The task
Copy the entries below, substituting "marker" for "data-point" wherever it occurs and leaving everything else unchanged.

Supplied records
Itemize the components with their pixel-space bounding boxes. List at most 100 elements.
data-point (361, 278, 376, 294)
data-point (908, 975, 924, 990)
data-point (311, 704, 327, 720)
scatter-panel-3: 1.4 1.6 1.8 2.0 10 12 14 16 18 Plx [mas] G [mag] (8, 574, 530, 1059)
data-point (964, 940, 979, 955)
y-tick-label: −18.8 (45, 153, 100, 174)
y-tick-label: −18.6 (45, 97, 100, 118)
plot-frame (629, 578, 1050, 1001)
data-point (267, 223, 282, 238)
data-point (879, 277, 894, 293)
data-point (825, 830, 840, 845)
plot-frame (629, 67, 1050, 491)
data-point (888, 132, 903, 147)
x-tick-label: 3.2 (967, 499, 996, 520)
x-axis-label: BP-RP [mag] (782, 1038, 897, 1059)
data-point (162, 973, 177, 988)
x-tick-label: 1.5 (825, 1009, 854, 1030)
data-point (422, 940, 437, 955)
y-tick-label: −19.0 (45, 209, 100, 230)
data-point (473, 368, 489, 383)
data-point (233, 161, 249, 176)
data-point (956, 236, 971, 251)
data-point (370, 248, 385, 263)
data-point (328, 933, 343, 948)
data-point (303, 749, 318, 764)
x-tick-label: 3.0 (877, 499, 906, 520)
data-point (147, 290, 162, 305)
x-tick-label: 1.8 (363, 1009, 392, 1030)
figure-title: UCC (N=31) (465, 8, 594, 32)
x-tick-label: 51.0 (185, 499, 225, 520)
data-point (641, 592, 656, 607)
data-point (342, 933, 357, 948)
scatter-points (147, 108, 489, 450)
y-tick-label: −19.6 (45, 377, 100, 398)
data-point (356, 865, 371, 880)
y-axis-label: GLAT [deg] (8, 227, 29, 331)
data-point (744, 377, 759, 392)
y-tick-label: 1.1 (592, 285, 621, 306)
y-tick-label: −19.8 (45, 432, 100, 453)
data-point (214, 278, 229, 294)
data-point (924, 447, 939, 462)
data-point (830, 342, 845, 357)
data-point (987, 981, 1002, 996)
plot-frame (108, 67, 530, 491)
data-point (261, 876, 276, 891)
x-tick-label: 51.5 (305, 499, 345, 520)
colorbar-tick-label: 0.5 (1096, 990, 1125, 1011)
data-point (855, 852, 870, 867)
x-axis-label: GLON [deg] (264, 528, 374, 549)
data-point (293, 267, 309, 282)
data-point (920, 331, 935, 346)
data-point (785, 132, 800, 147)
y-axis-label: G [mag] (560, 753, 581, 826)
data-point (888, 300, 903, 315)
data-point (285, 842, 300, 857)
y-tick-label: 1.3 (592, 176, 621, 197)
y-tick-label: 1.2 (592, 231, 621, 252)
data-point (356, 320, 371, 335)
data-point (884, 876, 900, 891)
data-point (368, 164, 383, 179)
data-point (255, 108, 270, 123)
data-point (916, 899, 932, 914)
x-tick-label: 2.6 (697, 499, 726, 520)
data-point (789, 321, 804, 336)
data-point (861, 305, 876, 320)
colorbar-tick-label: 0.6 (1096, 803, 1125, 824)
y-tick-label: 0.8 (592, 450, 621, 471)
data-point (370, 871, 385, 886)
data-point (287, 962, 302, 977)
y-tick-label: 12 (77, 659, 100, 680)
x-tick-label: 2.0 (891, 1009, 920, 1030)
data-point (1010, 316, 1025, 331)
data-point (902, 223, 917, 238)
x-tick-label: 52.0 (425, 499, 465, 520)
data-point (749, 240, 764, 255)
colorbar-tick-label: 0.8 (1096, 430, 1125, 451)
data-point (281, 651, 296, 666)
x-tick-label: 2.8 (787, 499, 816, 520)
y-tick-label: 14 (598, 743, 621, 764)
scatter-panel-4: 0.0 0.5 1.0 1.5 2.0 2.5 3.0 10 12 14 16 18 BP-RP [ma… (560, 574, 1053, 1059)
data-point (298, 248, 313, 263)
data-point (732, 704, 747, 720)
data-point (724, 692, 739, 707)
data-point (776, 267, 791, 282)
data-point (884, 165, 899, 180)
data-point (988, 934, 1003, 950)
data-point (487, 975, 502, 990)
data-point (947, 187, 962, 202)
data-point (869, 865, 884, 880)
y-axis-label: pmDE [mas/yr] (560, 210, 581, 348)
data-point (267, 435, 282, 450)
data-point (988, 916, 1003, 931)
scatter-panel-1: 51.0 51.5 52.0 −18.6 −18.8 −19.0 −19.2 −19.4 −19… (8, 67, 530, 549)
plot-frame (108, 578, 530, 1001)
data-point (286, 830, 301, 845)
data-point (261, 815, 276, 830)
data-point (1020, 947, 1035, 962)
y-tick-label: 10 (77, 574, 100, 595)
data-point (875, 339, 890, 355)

Output of the task
Itemize the components with their pixel-space bounding boxes. List at most 100 elements.
marker (361, 278, 376, 294)
marker (908, 975, 924, 990)
marker (311, 704, 327, 720)
scatter-panel-3: 1.4 1.6 1.8 2.0 10 12 14 16 18 Plx [mas] G [mag] (8, 574, 530, 1059)
marker (964, 940, 979, 955)
y-tick-label: −18.8 (45, 153, 100, 174)
y-tick-label: −18.6 (45, 97, 100, 118)
plot-frame (629, 578, 1050, 1001)
marker (267, 223, 282, 238)
marker (879, 277, 894, 293)
marker (825, 830, 840, 845)
plot-frame (629, 67, 1050, 491)
marker (888, 132, 903, 147)
x-tick-label: 3.2 (967, 499, 996, 520)
x-axis-label: BP-RP [mag] (782, 1038, 897, 1059)
marker (162, 973, 177, 988)
x-tick-label: 1.5 (825, 1009, 854, 1030)
marker (422, 940, 437, 955)
y-tick-label: −19.0 (45, 209, 100, 230)
marker (473, 368, 489, 383)
marker (233, 161, 249, 176)
marker (956, 236, 971, 251)
marker (370, 248, 385, 263)
marker (328, 933, 343, 948)
marker (303, 749, 318, 764)
x-tick-label: 3.0 (877, 499, 906, 520)
marker (147, 290, 162, 305)
x-tick-label: 1.8 (363, 1009, 392, 1030)
figure-title: UCC (N=31) (465, 8, 594, 32)
x-tick-label: 51.0 (185, 499, 225, 520)
marker (641, 592, 656, 607)
marker (342, 933, 357, 948)
scatter-points (147, 108, 489, 450)
y-tick-label: −19.6 (45, 377, 100, 398)
marker (356, 865, 371, 880)
y-axis-label: GLAT [deg] (8, 227, 29, 331)
marker (744, 377, 759, 392)
y-tick-label: 1.1 (592, 285, 621, 306)
y-tick-label: −19.8 (45, 432, 100, 453)
marker (214, 278, 229, 294)
marker (924, 447, 939, 462)
marker (830, 342, 845, 357)
marker (987, 981, 1002, 996)
plot-frame (108, 67, 530, 491)
marker (261, 876, 276, 891)
x-tick-label: 51.5 (305, 499, 345, 520)
colorbar-tick-label: 0.5 (1096, 990, 1125, 1011)
marker (855, 852, 870, 867)
x-axis-label: GLON [deg] (264, 528, 374, 549)
marker (293, 267, 309, 282)
marker (920, 331, 935, 346)
marker (785, 132, 800, 147)
y-axis-label: G [mag] (560, 753, 581, 826)
marker (888, 300, 903, 315)
marker (285, 842, 300, 857)
y-tick-label: 1.3 (592, 176, 621, 197)
y-tick-label: 1.2 (592, 231, 621, 252)
marker (356, 320, 371, 335)
marker (884, 876, 900, 891)
marker (368, 164, 383, 179)
marker (255, 108, 270, 123)
marker (916, 899, 932, 914)
x-tick-label: 2.6 (697, 499, 726, 520)
marker (789, 321, 804, 336)
marker (861, 305, 876, 320)
colorbar-tick-label: 0.6 (1096, 803, 1125, 824)
y-tick-label: 0.8 (592, 450, 621, 471)
marker (370, 871, 385, 886)
marker (287, 962, 302, 977)
y-tick-label: 12 (77, 659, 100, 680)
x-tick-label: 2.0 (891, 1009, 920, 1030)
marker (1010, 316, 1025, 331)
marker (902, 223, 917, 238)
x-tick-label: 52.0 (425, 499, 465, 520)
marker (749, 240, 764, 255)
colorbar-tick-label: 0.8 (1096, 430, 1125, 451)
marker (281, 651, 296, 666)
x-tick-label: 2.8 (787, 499, 816, 520)
y-tick-label: 14 (598, 743, 621, 764)
scatter-panel-4: 0.0 0.5 1.0 1.5 2.0 2.5 3.0 10 12 14 16 18 BP-RP [ma… (560, 574, 1053, 1059)
marker (298, 248, 313, 263)
marker (732, 704, 747, 720)
marker (724, 692, 739, 707)
marker (776, 267, 791, 282)
marker (884, 165, 899, 180)
marker (988, 934, 1003, 950)
marker (487, 975, 502, 990)
marker (947, 187, 962, 202)
marker (869, 865, 884, 880)
y-axis-label: pmDE [mas/yr] (560, 210, 581, 348)
marker (267, 435, 282, 450)
marker (988, 916, 1003, 931)
scatter-panel-1: 51.0 51.5 52.0 −18.6 −18.8 −19.0 −19.2 −19.4 −19… (8, 67, 530, 549)
plot-frame (108, 578, 530, 1001)
marker (286, 830, 301, 845)
marker (261, 815, 276, 830)
marker (1020, 947, 1035, 962)
y-tick-label: 10 (77, 574, 100, 595)
marker (875, 339, 890, 355)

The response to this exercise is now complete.